EXERCISE DESCRIPTION = Every line of the records below should be restated exactly.

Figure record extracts

• • • • • • •

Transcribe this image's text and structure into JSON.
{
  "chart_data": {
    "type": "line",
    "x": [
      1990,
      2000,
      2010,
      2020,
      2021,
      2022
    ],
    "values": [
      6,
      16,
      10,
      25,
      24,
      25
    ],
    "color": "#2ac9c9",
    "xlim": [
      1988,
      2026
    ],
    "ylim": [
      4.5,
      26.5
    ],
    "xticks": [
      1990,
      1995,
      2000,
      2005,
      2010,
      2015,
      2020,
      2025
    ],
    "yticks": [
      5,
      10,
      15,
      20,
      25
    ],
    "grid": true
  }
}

• • • • • • •

WORKED SOLUTION =
Transcribe this image's text and structure into JSON.
{
  "chart_data": {
    "type": "line",
    "x": [
      1990,
      2000,
      2010,
      2020,
      2021,
      2022
    ],
    "values": [
      6,
      16,
      10,
      25,
      24,
      25
    ],
    "color": "#2ac9c9",
    "xlim": [
      1988,
      2026
    ],
    "ylim": [
      4.5,
      26.5
    ],
    "xticks": [
      1990,
      1995,
      2000,
      2005,
      2010,
      2015,
      2020,
      2025
    ],
    "yticks": [
      5,
      10,
      15,
      20,
      25
    ],
    "grid": true
  }
}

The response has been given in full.